** Page excerpt follows **

[BUG] "with deepspeed.zero.Init()" is not idempotent

Describe the bug Intuitively, the Init() context seems like it should be idempotent. It should activate model partitioning, and calling it again shouldn't have any unexpected consequences.

However, currently, nesting the Init() context causes a hard to debug infinite recursion. This causes bugs in libraries that use DeepSpeed, notably Huggingface Transformers. For example, loading a pre-trained checkpoint of a custom encoder-decoder stack that uses the EncoderDecoderModel class results in a model that crashes when you train it.

It looks like this:

deepspeed train_bert_ds.py --checkpoint_dir . --num_layers 2 --h_dim 32                                      (deepspeed) 
[2023-04-12 16:22:59,798] [WARNING] [runner.py:181:fetch_hostfile] Unable to find hostfile, will proceed with training with local resources only.

** End of Page excerpt **
** Entries shown follows **

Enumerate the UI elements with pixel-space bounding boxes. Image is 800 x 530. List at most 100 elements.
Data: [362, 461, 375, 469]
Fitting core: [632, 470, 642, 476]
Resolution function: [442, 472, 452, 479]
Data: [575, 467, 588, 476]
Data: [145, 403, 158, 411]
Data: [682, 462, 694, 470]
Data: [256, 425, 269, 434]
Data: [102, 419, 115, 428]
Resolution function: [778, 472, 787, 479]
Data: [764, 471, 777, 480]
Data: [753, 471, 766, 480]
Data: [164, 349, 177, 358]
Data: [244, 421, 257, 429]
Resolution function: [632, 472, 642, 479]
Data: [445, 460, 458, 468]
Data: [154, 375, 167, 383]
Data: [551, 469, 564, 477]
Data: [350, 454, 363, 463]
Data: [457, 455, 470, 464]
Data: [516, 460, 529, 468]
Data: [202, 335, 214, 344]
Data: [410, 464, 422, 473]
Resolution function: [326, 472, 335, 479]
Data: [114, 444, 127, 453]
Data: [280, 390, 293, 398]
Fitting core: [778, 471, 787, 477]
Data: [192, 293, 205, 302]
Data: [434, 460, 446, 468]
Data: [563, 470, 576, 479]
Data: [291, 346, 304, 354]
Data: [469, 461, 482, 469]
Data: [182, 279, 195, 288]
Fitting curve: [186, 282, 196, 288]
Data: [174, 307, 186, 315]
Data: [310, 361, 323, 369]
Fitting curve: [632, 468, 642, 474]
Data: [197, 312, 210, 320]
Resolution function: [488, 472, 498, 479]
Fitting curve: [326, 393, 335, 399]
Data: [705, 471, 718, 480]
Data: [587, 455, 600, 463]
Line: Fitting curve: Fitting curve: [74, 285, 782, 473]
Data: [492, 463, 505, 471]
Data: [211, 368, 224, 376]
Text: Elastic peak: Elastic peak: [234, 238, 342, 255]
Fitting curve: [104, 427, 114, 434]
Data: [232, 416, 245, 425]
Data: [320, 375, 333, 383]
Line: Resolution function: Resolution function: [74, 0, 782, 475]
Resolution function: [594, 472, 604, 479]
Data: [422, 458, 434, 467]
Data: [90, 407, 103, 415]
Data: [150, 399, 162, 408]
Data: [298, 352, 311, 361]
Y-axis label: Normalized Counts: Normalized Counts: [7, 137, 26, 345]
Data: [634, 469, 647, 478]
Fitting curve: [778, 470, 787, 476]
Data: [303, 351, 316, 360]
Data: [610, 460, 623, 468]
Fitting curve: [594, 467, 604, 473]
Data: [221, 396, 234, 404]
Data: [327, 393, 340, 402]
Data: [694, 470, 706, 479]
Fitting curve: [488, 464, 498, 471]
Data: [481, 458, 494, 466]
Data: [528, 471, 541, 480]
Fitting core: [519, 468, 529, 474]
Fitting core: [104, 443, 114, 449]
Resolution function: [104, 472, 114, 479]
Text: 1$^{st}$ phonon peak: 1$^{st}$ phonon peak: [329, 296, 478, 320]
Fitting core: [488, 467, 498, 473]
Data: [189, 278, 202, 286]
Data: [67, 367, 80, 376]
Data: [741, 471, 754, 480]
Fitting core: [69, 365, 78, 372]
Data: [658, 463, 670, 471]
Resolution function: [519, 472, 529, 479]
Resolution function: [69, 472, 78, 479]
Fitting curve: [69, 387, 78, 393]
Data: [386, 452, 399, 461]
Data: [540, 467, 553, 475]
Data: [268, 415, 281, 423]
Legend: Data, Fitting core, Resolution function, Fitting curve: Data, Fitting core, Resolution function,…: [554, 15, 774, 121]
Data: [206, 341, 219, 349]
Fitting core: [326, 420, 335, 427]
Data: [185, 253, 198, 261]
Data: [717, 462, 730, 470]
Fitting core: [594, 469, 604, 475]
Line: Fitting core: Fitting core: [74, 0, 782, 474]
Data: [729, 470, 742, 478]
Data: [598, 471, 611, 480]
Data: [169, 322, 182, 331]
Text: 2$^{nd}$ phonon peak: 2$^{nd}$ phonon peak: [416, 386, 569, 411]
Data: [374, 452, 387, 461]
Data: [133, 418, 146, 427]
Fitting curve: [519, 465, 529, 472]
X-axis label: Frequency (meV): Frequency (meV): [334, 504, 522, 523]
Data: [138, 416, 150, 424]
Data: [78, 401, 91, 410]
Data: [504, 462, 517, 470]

** End of Entries shown **

* _Exercise aim_
Retype the DeepSpeed bug report word for word, everything from "Describe the bug" down to "local resources only.". You won't need the records for this.

* _Reply_
Describe the bug Intuitively, the Init() context seems like it should be idempotent. It should activate model partitioning, and calling it again shouldn't have any unexpected consequences.

However, currently, nesting the Init() context causes a hard to debug infinite recursion. This causes bugs in libraries that use DeepSpeed, notably Huggingface Transformers. For example, loading a pre-trained checkpoint of a custom encoder-decoder stack that uses the EncoderDecoderModel class results in a model that crashes when you train it.

It looks like this:

deepspeed train_bert_ds.py --checkpoint_dir . --num_layers 2 --h_dim 32                                      (deepspeed) 
[2023-04-12 16:22:59,798] [WARNING] [runner.py:181:fetch_hostfile] Unable to find hostfile, will proceed with training with local resources only.